**STATED GOAL:**
Please print the full listing exactly.

%%

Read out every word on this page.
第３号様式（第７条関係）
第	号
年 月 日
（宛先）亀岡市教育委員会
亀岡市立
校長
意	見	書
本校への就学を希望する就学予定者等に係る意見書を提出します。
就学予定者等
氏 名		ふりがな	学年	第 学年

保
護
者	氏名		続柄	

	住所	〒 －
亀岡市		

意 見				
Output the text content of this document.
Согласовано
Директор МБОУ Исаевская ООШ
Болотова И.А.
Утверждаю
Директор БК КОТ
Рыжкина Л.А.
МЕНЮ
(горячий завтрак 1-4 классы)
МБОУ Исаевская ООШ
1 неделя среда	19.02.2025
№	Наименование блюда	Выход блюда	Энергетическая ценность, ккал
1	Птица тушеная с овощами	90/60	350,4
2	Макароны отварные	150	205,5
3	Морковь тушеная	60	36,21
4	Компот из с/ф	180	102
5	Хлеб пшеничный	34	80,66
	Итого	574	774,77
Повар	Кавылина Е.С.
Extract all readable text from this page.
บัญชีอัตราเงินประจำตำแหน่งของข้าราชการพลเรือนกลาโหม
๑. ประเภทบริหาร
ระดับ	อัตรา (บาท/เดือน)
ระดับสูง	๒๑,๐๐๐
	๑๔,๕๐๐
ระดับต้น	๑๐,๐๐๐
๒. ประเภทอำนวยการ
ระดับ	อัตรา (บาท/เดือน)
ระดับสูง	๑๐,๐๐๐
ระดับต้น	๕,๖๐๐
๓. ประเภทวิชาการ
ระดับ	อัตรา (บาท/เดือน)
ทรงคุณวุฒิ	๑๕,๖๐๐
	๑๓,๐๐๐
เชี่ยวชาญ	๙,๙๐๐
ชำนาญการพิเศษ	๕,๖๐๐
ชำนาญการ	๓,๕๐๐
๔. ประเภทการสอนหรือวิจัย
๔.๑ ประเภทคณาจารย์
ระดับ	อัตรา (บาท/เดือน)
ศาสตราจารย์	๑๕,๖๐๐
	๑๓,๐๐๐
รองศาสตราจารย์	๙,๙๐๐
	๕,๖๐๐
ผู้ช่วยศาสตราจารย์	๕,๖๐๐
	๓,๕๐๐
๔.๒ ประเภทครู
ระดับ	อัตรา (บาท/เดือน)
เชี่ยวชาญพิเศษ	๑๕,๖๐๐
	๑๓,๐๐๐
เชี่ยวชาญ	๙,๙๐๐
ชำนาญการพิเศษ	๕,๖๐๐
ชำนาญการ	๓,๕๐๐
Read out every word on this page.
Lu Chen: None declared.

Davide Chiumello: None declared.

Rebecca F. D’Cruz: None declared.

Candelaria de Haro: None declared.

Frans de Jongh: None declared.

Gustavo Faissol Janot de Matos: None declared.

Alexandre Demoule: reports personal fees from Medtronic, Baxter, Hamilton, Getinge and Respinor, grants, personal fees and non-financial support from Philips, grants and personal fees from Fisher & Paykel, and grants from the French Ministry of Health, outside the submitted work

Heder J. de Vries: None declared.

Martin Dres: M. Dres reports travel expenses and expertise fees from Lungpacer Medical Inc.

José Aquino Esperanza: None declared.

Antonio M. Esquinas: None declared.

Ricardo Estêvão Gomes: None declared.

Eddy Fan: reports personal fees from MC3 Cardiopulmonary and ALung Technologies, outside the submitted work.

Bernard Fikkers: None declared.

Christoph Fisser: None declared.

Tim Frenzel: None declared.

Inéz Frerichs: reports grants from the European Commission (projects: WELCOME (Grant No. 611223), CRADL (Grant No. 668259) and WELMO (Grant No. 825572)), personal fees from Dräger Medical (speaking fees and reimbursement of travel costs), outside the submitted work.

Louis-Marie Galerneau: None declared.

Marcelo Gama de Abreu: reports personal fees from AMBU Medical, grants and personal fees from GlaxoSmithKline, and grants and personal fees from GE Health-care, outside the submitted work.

%%

**ANSWER IN FULL:**
Read out every word on this page.
第３号様式（第７条関係）
第	号
年 月 日
（宛先）亀岡市教育委員会
亀岡市立
校長
意	見	書
本校への就学を希望する就学予定者等に係る意見書を提出します。
就学予定者等
氏 名		ふりがな	学年	第 学年

保
護
者	氏名		続柄	

	住所	〒 －
亀岡市		

意 見				
Output the text content of this document.
Согласовано
Директор МБОУ Исаевская ООШ
Болотова И.А.
Утверждаю
Директор БК КОТ
Рыжкина Л.А.
МЕНЮ
(горячий завтрак 1-4 классы)
МБОУ Исаевская ООШ
1 неделя среда	19.02.2025
№	Наименование блюда	Выход блюда	Энергетическая ценность, ккал
1	Птица тушеная с овощами	90/60	350,4
2	Макароны отварные	150	205,5
3	Морковь тушеная	60	36,21
4	Компот из с/ф	180	102
5	Хлеб пшеничный	34	80,66
	Итого	574	774,77
Повар	Кавылина Е.С.
Extract all readable text from this page.
บัญชีอัตราเงินประจำตำแหน่งของข้าราชการพลเรือนกลาโหม
๑. ประเภทบริหาร
ระดับ	อัตรา (บาท/เดือน)
ระดับสูง	๒๑,๐๐๐
	๑๔,๕๐๐
ระดับต้น	๑๐,๐๐๐
๒. ประเภทอำนวยการ
ระดับ	อัตรา (บาท/เดือน)
ระดับสูง	๑๐,๐๐๐
ระดับต้น	๕,๖๐๐
๓. ประเภทวิชาการ
ระดับ	อัตรา (บาท/เดือน)
ทรงคุณวุฒิ	๑๕,๖๐๐
	๑๓,๐๐๐
เชี่ยวชาญ	๙,๙๐๐
ชำนาญการพิเศษ	๕,๖๐๐
ชำนาญการ	๓,๕๐๐
๔. ประเภทการสอนหรือวิจัย
๔.๑ ประเภทคณาจารย์
ระดับ	อัตรา (บาท/เดือน)
ศาสตราจารย์	๑๕,๖๐๐
	๑๓,๐๐๐
รองศาสตราจารย์	๙,๙๐๐
	๕,๖๐๐
ผู้ช่วยศาสตราจารย์	๕,๖๐๐
	๓,๕๐๐
๔.๒ ประเภทครู
ระดับ	อัตรา (บาท/เดือน)
เชี่ยวชาญพิเศษ	๑๕,๖๐๐
	๑๓,๐๐๐
เชี่ยวชาญ	๙,๙๐๐
ชำนาญการพิเศษ	๕,๖๐๐
ชำนาญการ	๓,๕๐๐
Read out every word on this page.
Lu Chen: None declared.

Davide Chiumello: None declared.

Rebecca F. D’Cruz: None declared.

Candelaria de Haro: None declared.

Frans de Jongh: None declared.

Gustavo Faissol Janot de Matos: None declared.

Alexandre Demoule: reports personal fees from Medtronic, Baxter, Hamilton, Getinge and Respinor, grants, personal fees and non-financial support from Philips, grants and personal fees from Fisher & Paykel, and grants from the French Ministry of Health, outside the submitted work

Heder J. de Vries: None declared.

Martin Dres: M. Dres reports travel expenses and expertise fees from Lungpacer Medical Inc.

José Aquino Esperanza: None declared.

Antonio M. Esquinas: None declared.

Ricardo Estêvão Gomes: None declared.

Eddy Fan: reports personal fees from MC3 Cardiopulmonary and ALung Technologies, outside the submitted work.

Bernard Fikkers: None declared.

Christoph Fisser: None declared.

Tim Frenzel: None declared.

Inéz Frerichs: reports grants from the European Commission (projects: WELCOME (Grant No. 611223), CRADL (Grant No. 668259) and WELMO (Grant No. 825572)), personal fees from Dräger Medical (speaking fees and reimbursement of travel costs), outside the submitted work.

Louis-Marie Galerneau: None declared.

Marcelo Gama de Abreu: reports personal fees from AMBU Medical, grants and personal fees from GlaxoSmithKline, and grants and personal fees from GE Health-care, outside the submitted work.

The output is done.